Reproduce each line bearing the word "this".

[Stored data entries]
--
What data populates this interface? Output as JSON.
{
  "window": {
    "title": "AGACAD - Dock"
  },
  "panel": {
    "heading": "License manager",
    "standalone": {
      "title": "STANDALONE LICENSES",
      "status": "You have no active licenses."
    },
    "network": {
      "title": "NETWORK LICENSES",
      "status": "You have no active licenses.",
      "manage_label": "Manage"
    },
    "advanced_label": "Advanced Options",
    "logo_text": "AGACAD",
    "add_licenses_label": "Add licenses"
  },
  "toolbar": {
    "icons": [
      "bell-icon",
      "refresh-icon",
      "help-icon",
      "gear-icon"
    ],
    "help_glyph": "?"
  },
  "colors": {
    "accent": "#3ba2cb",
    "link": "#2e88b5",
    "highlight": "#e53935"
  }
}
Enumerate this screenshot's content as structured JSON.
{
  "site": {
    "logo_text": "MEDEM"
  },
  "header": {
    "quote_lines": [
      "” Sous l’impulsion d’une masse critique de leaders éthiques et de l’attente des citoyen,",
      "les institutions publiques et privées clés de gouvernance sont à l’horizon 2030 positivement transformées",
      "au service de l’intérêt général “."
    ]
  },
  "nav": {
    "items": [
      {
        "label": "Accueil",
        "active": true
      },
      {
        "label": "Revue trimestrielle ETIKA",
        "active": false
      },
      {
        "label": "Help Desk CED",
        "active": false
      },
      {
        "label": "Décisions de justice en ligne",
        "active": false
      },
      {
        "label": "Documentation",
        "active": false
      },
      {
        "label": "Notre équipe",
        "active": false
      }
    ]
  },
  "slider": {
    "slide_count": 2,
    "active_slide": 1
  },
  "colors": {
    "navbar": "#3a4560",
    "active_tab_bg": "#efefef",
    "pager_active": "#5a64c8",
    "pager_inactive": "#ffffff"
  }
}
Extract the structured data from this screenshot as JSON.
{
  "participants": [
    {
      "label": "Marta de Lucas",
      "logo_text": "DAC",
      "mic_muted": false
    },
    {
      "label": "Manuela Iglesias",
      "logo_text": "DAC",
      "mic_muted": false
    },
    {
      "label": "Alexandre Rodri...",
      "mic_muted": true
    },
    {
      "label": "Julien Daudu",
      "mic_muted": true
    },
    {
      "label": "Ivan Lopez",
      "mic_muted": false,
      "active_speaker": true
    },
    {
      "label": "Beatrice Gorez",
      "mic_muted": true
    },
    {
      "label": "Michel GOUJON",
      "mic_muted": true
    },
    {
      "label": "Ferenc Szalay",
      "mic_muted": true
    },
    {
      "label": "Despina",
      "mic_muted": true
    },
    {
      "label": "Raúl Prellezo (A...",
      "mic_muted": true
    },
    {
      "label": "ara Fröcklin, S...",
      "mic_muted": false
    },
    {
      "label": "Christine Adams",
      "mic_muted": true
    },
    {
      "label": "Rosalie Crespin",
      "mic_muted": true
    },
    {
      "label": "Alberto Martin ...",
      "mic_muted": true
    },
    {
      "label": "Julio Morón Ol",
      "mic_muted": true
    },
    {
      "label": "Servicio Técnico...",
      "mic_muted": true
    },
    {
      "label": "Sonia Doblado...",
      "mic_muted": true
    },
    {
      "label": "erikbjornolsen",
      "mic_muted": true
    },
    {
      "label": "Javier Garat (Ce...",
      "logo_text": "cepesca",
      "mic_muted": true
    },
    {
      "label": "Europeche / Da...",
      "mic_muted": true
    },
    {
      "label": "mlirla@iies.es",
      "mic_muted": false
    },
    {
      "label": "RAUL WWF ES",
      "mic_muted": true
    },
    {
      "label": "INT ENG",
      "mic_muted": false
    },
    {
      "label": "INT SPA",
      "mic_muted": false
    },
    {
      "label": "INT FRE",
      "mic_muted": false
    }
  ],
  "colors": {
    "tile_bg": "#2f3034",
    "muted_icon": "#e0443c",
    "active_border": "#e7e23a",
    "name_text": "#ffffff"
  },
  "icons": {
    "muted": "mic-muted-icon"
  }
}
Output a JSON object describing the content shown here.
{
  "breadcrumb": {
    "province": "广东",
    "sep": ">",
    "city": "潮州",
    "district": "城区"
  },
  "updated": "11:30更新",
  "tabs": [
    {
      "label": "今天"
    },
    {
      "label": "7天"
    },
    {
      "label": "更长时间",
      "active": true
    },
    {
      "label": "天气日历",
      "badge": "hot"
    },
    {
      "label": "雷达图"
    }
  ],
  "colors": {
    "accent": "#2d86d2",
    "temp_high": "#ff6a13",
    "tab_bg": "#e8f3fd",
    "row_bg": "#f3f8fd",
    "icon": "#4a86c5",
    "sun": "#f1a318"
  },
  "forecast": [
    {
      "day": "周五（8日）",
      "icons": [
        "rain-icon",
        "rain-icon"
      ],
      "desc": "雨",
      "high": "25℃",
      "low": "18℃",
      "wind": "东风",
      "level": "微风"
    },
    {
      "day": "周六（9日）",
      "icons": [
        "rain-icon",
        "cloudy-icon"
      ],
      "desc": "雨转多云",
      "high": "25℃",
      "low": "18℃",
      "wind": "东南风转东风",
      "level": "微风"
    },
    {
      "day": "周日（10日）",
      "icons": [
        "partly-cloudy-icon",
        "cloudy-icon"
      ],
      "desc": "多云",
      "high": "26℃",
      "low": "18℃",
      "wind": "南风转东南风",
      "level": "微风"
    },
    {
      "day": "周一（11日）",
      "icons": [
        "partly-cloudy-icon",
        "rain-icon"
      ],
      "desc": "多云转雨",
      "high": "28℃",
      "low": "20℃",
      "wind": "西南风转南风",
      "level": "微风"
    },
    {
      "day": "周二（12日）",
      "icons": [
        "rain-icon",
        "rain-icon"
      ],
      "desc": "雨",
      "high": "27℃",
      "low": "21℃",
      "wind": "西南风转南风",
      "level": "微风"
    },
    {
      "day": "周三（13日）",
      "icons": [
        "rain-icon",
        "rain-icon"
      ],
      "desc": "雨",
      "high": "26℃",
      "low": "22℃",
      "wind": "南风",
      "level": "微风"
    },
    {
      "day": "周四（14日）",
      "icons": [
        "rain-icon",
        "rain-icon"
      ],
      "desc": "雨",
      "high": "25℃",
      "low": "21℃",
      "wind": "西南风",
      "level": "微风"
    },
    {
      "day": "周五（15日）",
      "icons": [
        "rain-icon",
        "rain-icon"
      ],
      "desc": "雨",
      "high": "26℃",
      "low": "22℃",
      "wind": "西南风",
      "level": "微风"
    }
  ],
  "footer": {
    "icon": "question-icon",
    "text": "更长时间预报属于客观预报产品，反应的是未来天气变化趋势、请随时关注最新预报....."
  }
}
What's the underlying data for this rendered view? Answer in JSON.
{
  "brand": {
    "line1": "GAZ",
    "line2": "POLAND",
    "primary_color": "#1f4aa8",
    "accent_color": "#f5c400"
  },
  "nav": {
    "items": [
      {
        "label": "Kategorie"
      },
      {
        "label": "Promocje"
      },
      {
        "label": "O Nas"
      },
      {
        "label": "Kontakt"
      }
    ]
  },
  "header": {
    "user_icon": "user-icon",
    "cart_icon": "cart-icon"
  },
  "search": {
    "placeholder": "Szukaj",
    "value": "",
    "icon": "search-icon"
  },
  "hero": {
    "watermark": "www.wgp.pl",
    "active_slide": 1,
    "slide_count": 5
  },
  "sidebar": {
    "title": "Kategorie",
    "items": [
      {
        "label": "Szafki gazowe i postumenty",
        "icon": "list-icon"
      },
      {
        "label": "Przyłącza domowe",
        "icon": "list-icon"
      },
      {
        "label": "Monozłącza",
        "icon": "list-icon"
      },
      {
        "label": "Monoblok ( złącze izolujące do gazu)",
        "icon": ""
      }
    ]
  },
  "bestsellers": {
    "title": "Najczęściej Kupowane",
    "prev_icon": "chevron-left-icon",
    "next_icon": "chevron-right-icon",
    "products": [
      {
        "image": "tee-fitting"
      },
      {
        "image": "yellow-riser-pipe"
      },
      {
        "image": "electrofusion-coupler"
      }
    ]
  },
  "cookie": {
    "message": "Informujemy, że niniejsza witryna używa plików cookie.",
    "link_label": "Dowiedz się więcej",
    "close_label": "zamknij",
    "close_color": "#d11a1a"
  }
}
--
= ANSWER TO THE PROBLEM =
What data populates this interface? Output as JSON.
Enumerate this screenshot's content as structured JSON.
Extract the structured data from this screenshot as JSON.
What's the underlying data for this rendered view? Answer in JSON.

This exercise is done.